Dataset records
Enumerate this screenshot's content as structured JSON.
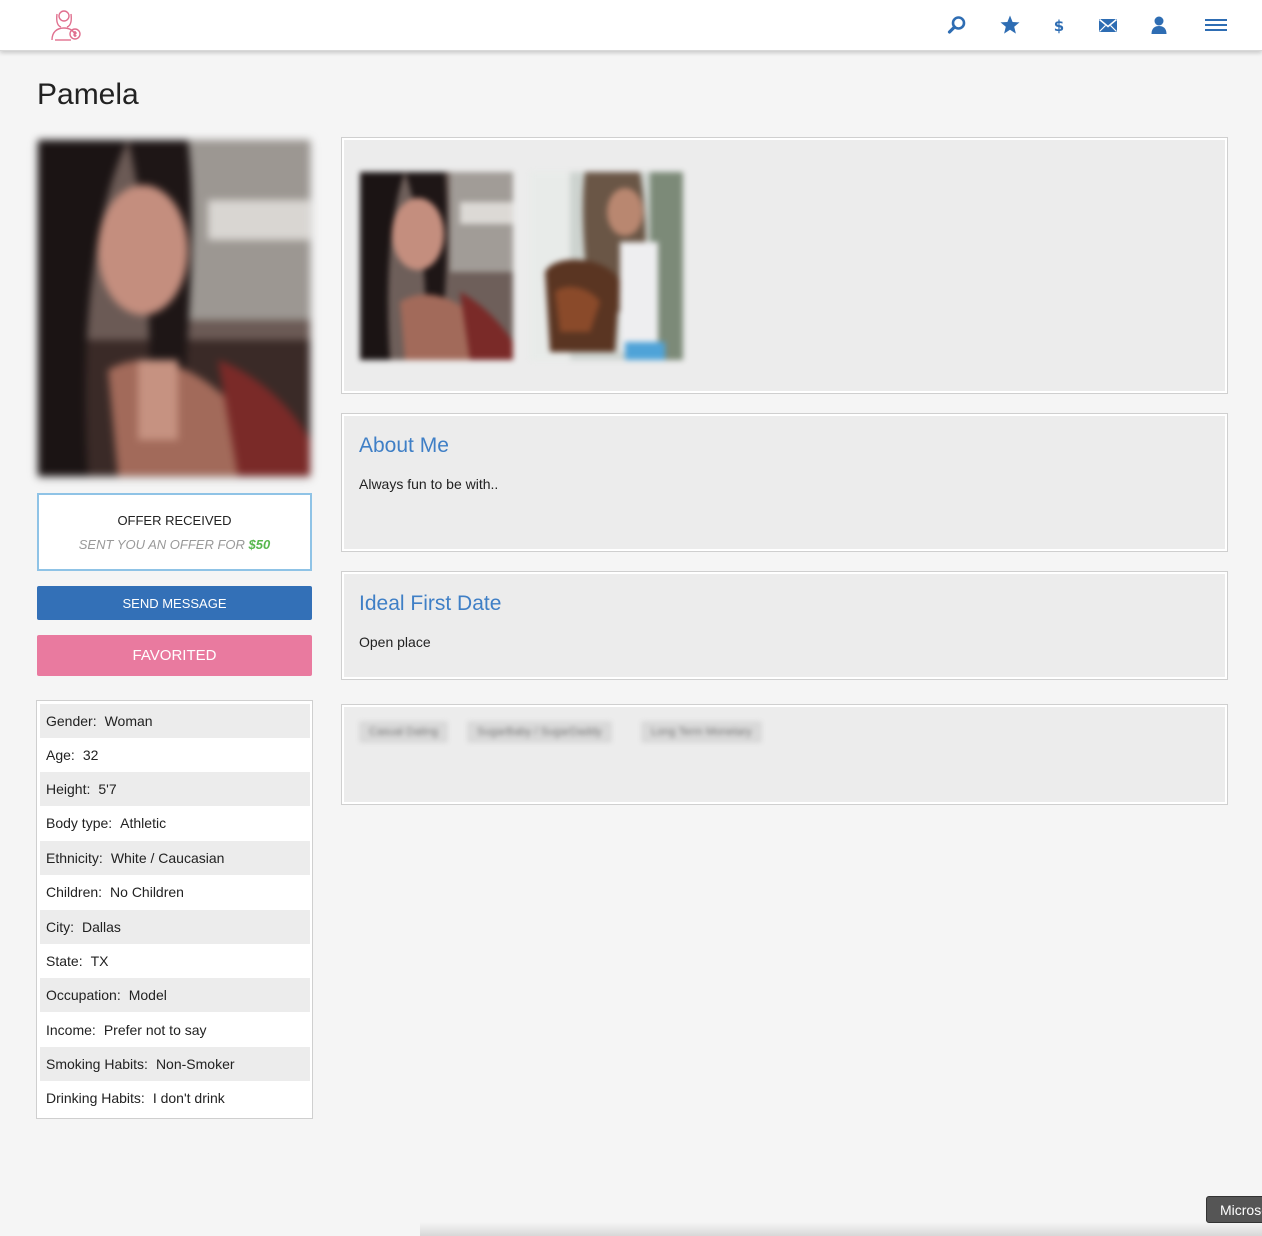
{
  "nav": {
    "icons": [
      "search-icon",
      "star-icon",
      "dollar-icon",
      "envelope-icon",
      "user-icon",
      "menu-icon"
    ]
  },
  "profile": {
    "name": "Pamela"
  },
  "offer": {
    "title": "OFFER RECEIVED",
    "text": "SENT YOU AN OFFER FOR",
    "amount": "$50"
  },
  "buttons": {
    "send_message": "SEND MESSAGE",
    "favorited": "FAVORITED"
  },
  "details": [
    {
      "label": "Gender:",
      "value": "Woman"
    },
    {
      "label": "Age:",
      "value": "32"
    },
    {
      "label": "Height:",
      "value": "5'7"
    },
    {
      "label": "Body type:",
      "value": "Athletic"
    },
    {
      "label": "Ethnicity:",
      "value": "White / Caucasian"
    },
    {
      "label": "Children:",
      "value": "No Children"
    },
    {
      "label": "City:",
      "value": "Dallas"
    },
    {
      "label": "State:",
      "value": "TX"
    },
    {
      "label": "Occupation:",
      "value": "Model"
    },
    {
      "label": "Income:",
      "value": "Prefer not to say"
    },
    {
      "label": "Smoking Habits:",
      "value": "Non-Smoker"
    },
    {
      "label": "Drinking Habits:",
      "value": "I don't drink"
    }
  ],
  "about": {
    "heading": "About Me",
    "text": "Always fun to be with.."
  },
  "first_date": {
    "heading": "Ideal First Date",
    "text": "Open place"
  },
  "tags": [
    "Casual Dating",
    "SugarBaby / SugarDaddy",
    "Long Term Monetary"
  ],
  "taskbar": {
    "label": "Microsoft"
  },
  "colors": {
    "accent_blue": "#3370b7",
    "heading_blue": "#3f7fc6",
    "pink": "#e97a9f",
    "offer_green": "#57b74d",
    "offer_border": "#8fc3e6"
  }
}
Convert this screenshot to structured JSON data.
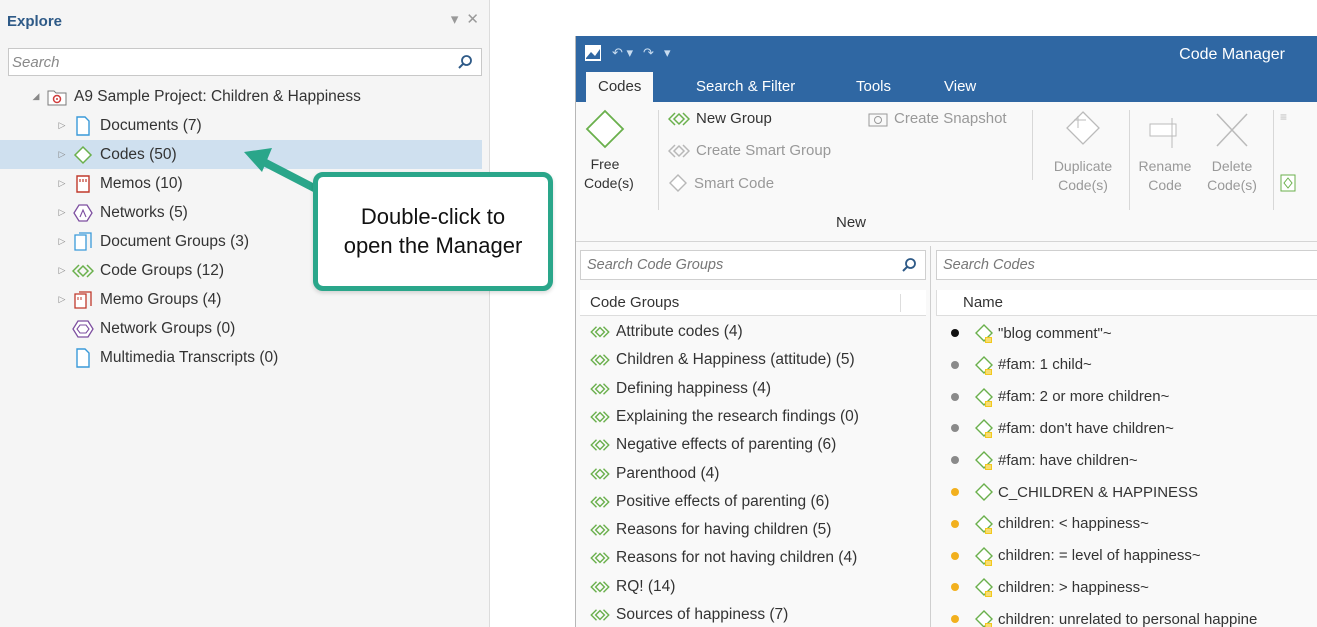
{
  "explore": {
    "title": "Explore",
    "controls": "▾ ✕",
    "search_placeholder": "Search",
    "root": "A9 Sample Project: Children & Happiness",
    "items": [
      {
        "label": "Documents (7)",
        "icon": "document-icon",
        "color": "#3a9ad9"
      },
      {
        "label": "Codes (50)",
        "icon": "code-diamond-icon",
        "color": "#6ab04c"
      },
      {
        "label": "Memos (10)",
        "icon": "memo-icon",
        "color": "#c0392b"
      },
      {
        "label": "Networks (5)",
        "icon": "network-icon",
        "color": "#7d4fa0"
      },
      {
        "label": "Document Groups (3)",
        "icon": "document-group-icon",
        "color": "#3a9ad9"
      },
      {
        "label": "Code Groups (12)",
        "icon": "code-group-icon",
        "color": "#6ab04c"
      },
      {
        "label": "Memo Groups (4)",
        "icon": "memo-group-icon",
        "color": "#c0392b"
      },
      {
        "label": "Network Groups (0)",
        "icon": "network-group-icon",
        "color": "#7d4fa0"
      },
      {
        "label": "Multimedia Transcripts (0)",
        "icon": "transcript-icon",
        "color": "#3a9ad9"
      }
    ]
  },
  "callout": {
    "line1": "Double-click to",
    "line2": "open the Manager",
    "color": "#2aa68a"
  },
  "code_manager": {
    "title": "Code Manager",
    "accent": "#2f67a3",
    "tabs": [
      "Codes",
      "Search & Filter",
      "Tools",
      "View"
    ],
    "ribbon": {
      "free_codes_line1": "Free",
      "free_codes_line2": "Code(s)",
      "new_group": "New Group",
      "create_smart_group": "Create Smart Group",
      "smart_code": "Smart Code",
      "create_snapshot": "Create Snapshot",
      "duplicate_line1": "Duplicate",
      "duplicate_line2": "Code(s)",
      "rename_line1": "Rename",
      "rename_line2": "Code",
      "delete_line1": "Delete",
      "delete_line2": "Code(s)",
      "group_label": "New"
    },
    "groups_pane": {
      "search_placeholder": "Search Code Groups",
      "header": "Code Groups",
      "items": [
        "Attribute codes (4)",
        "Children & Happiness (attitude) (5)",
        "Defining happiness (4)",
        "Explaining the research findings (0)",
        "Negative effects of parenting (6)",
        "Parenthood (4)",
        "Positive effects of parenting (6)",
        "Reasons for having children (5)",
        "Reasons for not having children (4)",
        "RQ! (14)",
        "Sources of happiness (7)"
      ]
    },
    "codes_pane": {
      "search_placeholder": "Search Codes",
      "header": "Name",
      "items": [
        {
          "name": "\"blog comment\"~",
          "dot": "#111111",
          "memo": true
        },
        {
          "name": "#fam: 1 child~",
          "dot": "#8a8a8a",
          "memo": true
        },
        {
          "name": "#fam: 2 or more  children~",
          "dot": "#8a8a8a",
          "memo": true
        },
        {
          "name": "#fam: don't have children~",
          "dot": "#8a8a8a",
          "memo": true
        },
        {
          "name": "#fam: have children~",
          "dot": "#8a8a8a",
          "memo": true
        },
        {
          "name": "C_CHILDREN & HAPPINESS",
          "dot": "#f2b01e",
          "memo": false
        },
        {
          "name": "children: < happiness~",
          "dot": "#f2b01e",
          "memo": true
        },
        {
          "name": "children: = level of happiness~",
          "dot": "#f2b01e",
          "memo": true
        },
        {
          "name": "children: > happiness~",
          "dot": "#f2b01e",
          "memo": true
        },
        {
          "name": "children: unrelated to personal happine",
          "dot": "#f2b01e",
          "memo": true
        }
      ]
    }
  }
}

EXERCISE AIM: Extract all lines of the records above that include "parenting".

RESULT:
        "Negative effects of parenting (6)",
        "Positive effects of parenting (6)",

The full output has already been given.